─── Testo del documento

Nei quadri di Wiley ci sono ragazzi che indossano cappellini, pellicce, maglie da basket, e questo perché è così che si vestono quando si presentano da lui in studio: eppure tutti gli stereotipi, i modelli di comportamento a cui si sono adeguati finiscono per essere spezzati dalle pose che si rivelano improvvisamente femminee, o quando assumono il linguaggio del potere che li ha culturalmente e politicamente marginalizzati. Wiley crea un terzo oggetto perturbante, perché tutto nei suoi quadri è familiare, ma diverso: è un corto circuito.
C’è amore nel modo in cui Wiley lavora con i suoi modelli, c’è il desiderio di celebrare una esistenza, un desiderio solido e sordo, che è felice e fieramente politico.
Così è nato World Stage: un progetto che si declina in ogni paese visitato da Kehinde: sia questo il Brasile, la Francia e il Marocco o sia solo il quartiere di Brooklyn, l’artista mette in pratica un metodo e ottiene ogni volta un diverso prodotto di questi fattori. Quando va a Haiti (qui il documentario dedicato) sceglie i quadri di Velázquez, Goya e David per ricomporre la storia coloniale spagnola e francese, appunto, del paese: rovescia la dominazione, la rende il soggetto dei suoi quadri, fa sì che gli Haitiani se ne riapproprino. È così, dice, che la pittura resta significativa nel XXI secolo.

──────
─── Materiale fornito

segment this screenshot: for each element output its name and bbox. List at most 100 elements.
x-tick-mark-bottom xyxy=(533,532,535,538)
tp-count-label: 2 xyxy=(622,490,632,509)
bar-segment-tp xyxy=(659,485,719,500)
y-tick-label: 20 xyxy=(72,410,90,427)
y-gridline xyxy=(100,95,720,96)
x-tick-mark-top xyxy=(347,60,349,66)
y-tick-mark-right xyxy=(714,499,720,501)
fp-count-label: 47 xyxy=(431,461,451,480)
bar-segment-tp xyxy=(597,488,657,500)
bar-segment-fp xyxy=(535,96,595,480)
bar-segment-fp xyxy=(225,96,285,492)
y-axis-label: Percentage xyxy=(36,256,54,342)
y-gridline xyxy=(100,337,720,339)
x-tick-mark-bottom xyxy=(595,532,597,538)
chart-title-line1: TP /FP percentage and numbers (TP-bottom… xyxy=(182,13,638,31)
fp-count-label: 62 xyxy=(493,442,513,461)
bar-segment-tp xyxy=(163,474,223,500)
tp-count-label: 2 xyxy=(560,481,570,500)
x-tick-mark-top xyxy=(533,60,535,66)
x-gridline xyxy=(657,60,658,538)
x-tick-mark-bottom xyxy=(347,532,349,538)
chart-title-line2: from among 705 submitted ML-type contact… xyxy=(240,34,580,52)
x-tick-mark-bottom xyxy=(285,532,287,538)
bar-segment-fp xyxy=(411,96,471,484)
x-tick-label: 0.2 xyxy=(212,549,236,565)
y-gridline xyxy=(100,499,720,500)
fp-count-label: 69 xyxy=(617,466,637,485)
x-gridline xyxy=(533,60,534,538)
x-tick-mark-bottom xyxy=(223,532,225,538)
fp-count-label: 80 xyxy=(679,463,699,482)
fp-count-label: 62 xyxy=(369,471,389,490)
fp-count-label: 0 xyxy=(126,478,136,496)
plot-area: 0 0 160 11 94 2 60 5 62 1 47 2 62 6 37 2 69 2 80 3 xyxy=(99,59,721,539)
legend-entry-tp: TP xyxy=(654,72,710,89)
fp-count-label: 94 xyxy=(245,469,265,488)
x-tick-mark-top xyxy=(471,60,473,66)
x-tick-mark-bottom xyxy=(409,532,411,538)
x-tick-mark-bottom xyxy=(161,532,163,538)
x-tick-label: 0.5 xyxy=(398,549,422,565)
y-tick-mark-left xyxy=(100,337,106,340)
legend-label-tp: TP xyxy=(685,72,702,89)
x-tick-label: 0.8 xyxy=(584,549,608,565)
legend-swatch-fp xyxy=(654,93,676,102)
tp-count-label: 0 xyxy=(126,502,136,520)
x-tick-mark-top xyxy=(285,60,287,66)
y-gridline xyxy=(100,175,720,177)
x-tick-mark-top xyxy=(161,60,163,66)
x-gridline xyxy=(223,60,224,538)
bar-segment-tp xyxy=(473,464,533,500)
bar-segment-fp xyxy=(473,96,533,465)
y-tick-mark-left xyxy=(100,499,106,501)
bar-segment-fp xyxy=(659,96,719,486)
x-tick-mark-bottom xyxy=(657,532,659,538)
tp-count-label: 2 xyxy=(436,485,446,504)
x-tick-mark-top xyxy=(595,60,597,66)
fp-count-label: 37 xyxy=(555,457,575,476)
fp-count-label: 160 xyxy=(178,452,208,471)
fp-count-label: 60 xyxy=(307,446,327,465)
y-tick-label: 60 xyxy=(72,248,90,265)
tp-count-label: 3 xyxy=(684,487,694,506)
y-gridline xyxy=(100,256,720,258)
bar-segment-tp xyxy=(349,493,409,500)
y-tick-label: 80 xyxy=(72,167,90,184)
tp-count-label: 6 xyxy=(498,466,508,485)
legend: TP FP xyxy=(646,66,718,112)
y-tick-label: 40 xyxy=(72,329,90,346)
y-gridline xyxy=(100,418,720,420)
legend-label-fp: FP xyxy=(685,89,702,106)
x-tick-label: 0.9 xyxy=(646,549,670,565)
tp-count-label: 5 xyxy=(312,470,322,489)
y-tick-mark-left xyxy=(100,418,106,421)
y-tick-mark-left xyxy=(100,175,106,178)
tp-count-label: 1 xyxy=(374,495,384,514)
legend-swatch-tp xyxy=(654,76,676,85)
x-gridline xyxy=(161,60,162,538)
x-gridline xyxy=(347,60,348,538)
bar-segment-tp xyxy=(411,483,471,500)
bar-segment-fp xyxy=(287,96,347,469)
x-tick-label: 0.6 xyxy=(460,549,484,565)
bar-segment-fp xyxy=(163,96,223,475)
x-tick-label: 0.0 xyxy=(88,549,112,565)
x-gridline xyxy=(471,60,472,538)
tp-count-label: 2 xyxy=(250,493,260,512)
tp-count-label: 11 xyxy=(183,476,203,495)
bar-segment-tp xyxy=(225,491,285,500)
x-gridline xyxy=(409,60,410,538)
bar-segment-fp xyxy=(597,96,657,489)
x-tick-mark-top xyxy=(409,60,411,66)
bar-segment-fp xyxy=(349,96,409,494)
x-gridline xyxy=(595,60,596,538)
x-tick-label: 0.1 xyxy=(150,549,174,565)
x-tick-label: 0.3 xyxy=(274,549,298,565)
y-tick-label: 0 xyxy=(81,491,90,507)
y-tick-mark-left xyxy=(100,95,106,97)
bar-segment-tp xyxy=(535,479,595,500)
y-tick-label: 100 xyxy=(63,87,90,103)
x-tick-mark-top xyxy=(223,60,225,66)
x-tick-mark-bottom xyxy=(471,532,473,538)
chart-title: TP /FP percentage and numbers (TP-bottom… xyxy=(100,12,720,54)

──────

* [Compiti da svolgere]:
- 1) Riscrivi parola per parola il passo del testo su Wiley, partendo da "Così è nato" e arrivando fino a "nel XXI secolo.".
- 2) Rispondi brevemente in base al testo su Wiley.
(a) Quali capi indossano i ragazzi ritratti nei quadri di Wiley?
(b) Come si chiama il progetto che si declina in ogni paese visitato dall'artista?
(c) Di quali pittori sceglie i quadri quando va a Haiti?
Per rispondere ci si basa esclusivamente sul testo su Wiley.

* [Risposte ai compiti]:
- 1)
Così è nato World Stage: un progetto che si declina in ogni paese visitato da Kehinde: sia questo il Brasile, la Francia e il Marocco o sia solo il quartiere di Brooklyn, l’artista mette in pratica un metodo e ottiene ogni volta un diverso prodotto di questi fattori. Quando va a Haiti (qui il documentario dedicato) sceglie i quadri di Velázquez, Goya e David per ricomporre la storia coloniale spagnola e francese, appunto, del paese: rovescia la dominazione, la rende il soggetto dei suoi quadri, fa sì che gli Haitiani se ne riapproprino. È così, dice, che la pittura resta significativa nel XXI secolo.

- 2)
(a) Cappellini, pellicce e maglie da basket.
(b) World Stage.
(c) Velázquez, Goya e David.